**VORLIEGENDER TEXT:**
---*---

Nach dem Motto von Karl Kraus, daß eine Satire, die ein Zensor versteht, zu Recht verboten werde, ist sicherlich manches Subversive unbemerkt von den Parteifunktionären erschienen. Doch das kann ja nicht das angestrebte Verhältnis zwischen Literatur und Politik sein! Für Jozsef Bayer, Professor der Philosophie und Politikwissenschaft an der ungarischen Akademie der Wissenschaften, hat die Entpolitisierung in Ungarn erst nach 1956 begonnen. Davor hofften die Schriftsteller noch auf baldigen Systemwechsel. Nach dem Aufstand waren viele Autoren dann starken Repressalien ausgesetzt. Doch Bayer meinte auch, daß einigen Autoren die Entpolitisierung sogar entgegenkam. Sie verfaßten Bücher der sogenannten „Schönen Literatur", die der Staat großzügig unterstützte. Überhaupt war laut György Dalos, einem mittelweile international anerkannten Schriftsteller, die Situation grotesk. Denn er mußte zwar Angst haben, verhaftet zu werden, nicht aber zu verhungern. Denn für die Kommunisten war die Literatur ein Prestigeobjekt, das ebenso mit einem Fünf-Jahres-Plan bedacht wurde, wie die Wirtschaft.

---*---

**BEREITGESTELLTES MATERIAL:**
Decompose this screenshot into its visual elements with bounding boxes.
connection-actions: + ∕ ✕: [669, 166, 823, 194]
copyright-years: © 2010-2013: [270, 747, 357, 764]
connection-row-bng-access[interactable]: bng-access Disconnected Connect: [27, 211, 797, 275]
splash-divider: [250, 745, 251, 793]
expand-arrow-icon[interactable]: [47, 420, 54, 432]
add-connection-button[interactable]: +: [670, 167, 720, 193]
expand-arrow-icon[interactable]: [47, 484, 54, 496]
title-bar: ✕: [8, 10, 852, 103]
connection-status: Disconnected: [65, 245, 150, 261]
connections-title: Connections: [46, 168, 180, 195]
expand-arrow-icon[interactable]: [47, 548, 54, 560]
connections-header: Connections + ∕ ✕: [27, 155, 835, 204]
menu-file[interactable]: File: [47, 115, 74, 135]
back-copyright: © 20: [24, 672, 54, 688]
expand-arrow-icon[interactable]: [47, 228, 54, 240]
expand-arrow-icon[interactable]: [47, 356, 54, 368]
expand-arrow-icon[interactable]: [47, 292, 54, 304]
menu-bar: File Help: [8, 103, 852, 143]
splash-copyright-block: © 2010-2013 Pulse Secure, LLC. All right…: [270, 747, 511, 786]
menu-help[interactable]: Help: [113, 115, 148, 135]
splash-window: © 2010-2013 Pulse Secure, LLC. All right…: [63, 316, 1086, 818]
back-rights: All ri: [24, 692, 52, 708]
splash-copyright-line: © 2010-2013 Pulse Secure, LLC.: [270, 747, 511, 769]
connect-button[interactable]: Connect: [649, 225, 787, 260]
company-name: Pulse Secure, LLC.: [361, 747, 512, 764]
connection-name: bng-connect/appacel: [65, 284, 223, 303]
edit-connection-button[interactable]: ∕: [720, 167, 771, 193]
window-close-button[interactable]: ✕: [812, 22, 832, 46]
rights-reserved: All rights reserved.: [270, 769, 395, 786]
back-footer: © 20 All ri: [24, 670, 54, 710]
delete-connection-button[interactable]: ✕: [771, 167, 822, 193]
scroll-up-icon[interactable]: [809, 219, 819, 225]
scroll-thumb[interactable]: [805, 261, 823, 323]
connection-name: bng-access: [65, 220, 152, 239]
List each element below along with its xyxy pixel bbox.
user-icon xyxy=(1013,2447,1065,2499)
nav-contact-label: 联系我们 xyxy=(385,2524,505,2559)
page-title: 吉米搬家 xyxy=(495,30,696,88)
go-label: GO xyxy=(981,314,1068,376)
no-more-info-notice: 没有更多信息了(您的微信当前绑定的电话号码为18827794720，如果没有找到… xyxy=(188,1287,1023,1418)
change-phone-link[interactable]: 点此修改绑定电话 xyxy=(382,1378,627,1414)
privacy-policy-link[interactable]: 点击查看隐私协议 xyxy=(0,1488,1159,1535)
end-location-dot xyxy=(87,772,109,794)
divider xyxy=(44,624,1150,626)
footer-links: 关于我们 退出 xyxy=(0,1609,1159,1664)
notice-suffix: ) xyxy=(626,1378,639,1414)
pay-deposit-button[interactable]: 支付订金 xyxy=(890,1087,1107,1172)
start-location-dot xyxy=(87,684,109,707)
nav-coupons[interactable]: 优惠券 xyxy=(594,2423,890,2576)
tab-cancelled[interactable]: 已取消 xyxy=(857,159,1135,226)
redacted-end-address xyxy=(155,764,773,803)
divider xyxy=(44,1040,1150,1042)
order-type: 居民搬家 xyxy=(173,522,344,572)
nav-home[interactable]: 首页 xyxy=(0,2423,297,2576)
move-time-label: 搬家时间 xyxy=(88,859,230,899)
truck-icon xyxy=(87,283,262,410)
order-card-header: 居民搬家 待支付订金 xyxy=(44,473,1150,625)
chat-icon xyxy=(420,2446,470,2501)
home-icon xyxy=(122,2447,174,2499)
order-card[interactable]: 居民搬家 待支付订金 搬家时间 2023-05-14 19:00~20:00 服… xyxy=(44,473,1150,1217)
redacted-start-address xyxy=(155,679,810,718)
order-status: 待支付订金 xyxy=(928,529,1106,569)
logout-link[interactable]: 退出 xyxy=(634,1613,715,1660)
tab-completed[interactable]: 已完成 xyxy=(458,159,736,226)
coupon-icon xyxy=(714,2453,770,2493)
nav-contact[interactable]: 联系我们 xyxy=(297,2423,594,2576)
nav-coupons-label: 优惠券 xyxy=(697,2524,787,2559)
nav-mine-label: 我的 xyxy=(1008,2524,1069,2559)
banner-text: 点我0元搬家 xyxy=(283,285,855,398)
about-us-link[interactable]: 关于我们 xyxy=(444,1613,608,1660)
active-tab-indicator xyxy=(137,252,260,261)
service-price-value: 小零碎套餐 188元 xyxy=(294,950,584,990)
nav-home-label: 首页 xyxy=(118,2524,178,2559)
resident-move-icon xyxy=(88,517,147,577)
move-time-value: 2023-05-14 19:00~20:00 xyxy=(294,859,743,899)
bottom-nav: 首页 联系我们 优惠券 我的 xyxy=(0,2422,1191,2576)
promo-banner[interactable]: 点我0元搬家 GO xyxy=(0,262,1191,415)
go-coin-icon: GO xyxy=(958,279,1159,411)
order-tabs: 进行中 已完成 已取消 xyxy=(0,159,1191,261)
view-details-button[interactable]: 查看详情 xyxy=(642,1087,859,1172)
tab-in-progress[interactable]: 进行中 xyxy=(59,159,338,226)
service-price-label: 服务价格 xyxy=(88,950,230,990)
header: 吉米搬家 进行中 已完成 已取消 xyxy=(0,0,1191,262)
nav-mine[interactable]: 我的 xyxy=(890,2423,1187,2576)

---*---

**AUFGABE:** Nenne bitte alle Personen, die im Text über Literatur und Politik in Ungarn mit Namen erwähnt werden.

**ERGEBNIS:** Karl Kraus, Jozsef Bayer, György Dalos